Dataset items
--- BEGIN ---
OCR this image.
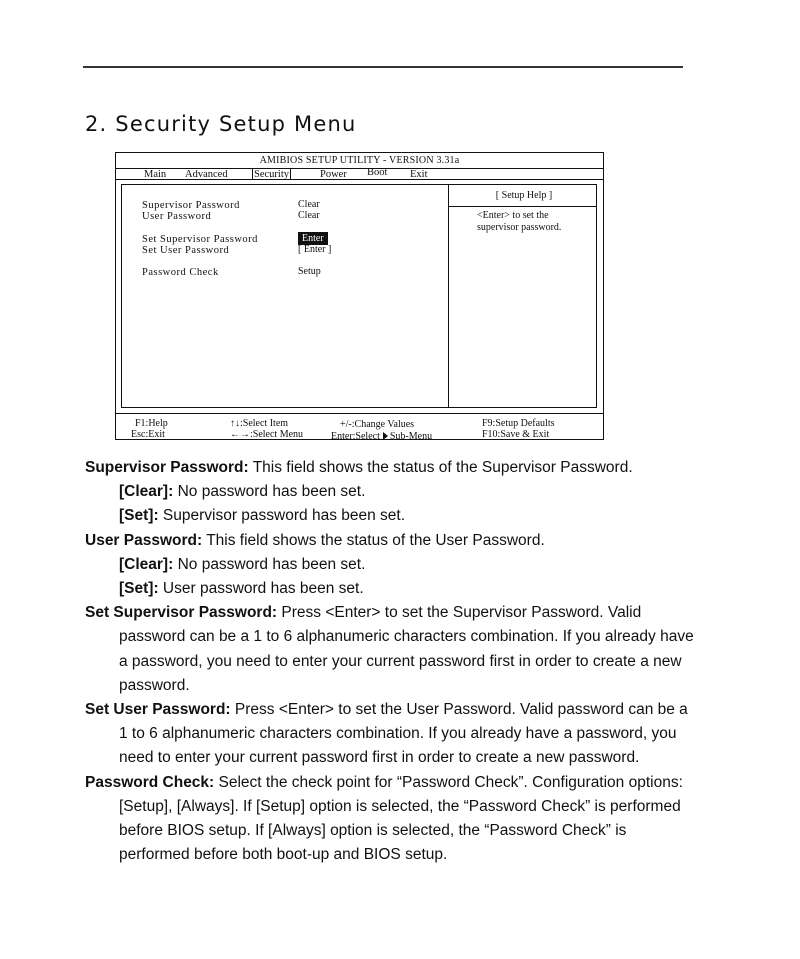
2. Security Setup Menu
AMIBIOS SETUP UTILITY - VERSION 3.31a
Main Advanced	Security	Power Boot Exit
Supervisor Password	Clear
User Password	Clear
Set Supervisor Password	Enter
Set User Password	[ Enter ]
Password Check	Setup
[ Setup Help ]
<Enter> to set the
supervisor password.
F1:Help
Esc:Exit
↑↓:Select Item
←→:Select Menu
+/-:Change Values
Enter:Select Sub-Menu
F9:Setup Defaults
F10:Save & Exit

Supervisor Password: This field shows the status of the Supervisor Password.

[Clear]: No password has been set.

[Set]: Supervisor password has been set.

User Password: This field shows the status of the User Password.

[Clear]: No password has been set.

[Set]: User password has been set.

Set Supervisor Password: Press <Enter> to set the Supervisor Password. Valid password can be a 1 to 6 alphanumeric characters combination. If you already have a password, you need to enter your current password first in order to create a new password.

Set User Password: Press <Enter> to set the User Password. Valid password can be a 1 to 6 alphanumeric characters combination. If you already have a password, you need to enter your current password first in order to create a new password.

Password Check: Select the check point for “Password Check”. Configuration options: [Setup], [Always]. If [Setup] option is selected, the “Password Check” is performed before BIOS setup. If [Always] option is selected, the “Password Check” is performed before both boot-up and BIOS setup.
--- END ---
» **TASK STATEMENT**: Exclude the pictures. Write out the remaining data exactly.

» **COMPLETED TASK**:
OCR this image.
2. Security Setup Menu
AMIBIOS SETUP UTILITY - VERSION 3.31a
Main Advanced	Security	Power Boot Exit
Supervisor Password	Clear
User Password	Clear
Set Supervisor Password	Enter
Set User Password	[ Enter ]
Password Check	Setup
[ Setup Help ]
<Enter> to set the
supervisor password.
F1:Help
Esc:Exit
↑↓:Select Item
←→:Select Menu
+/-:Change Values
Enter:Select Sub-Menu
F9:Setup Defaults
F10:Save & Exit

Supervisor Password: This field shows the status of the Supervisor Password.

[Clear]: No password has been set.

[Set]: Supervisor password has been set.

User Password: This field shows the status of the User Password.

[Clear]: No password has been set.

[Set]: User password has been set.

Set Supervisor Password: Press <Enter> to set the Supervisor Password. Valid password can be a 1 to 6 alphanumeric characters combination. If you already have a password, you need to enter your current password first in order to create a new password.

Set User Password: Press <Enter> to set the User Password. Valid password can be a 1 to 6 alphanumeric characters combination. If you already have a password, you need to enter your current password first in order to create a new password.

Password Check: Select the check point for “Password Check”. Configuration options: [Setup], [Always]. If [Setup] option is selected, the “Password Check” is performed before BIOS setup. If [Always] option is selected, the “Password Check” is performed before both boot-up and BIOS setup.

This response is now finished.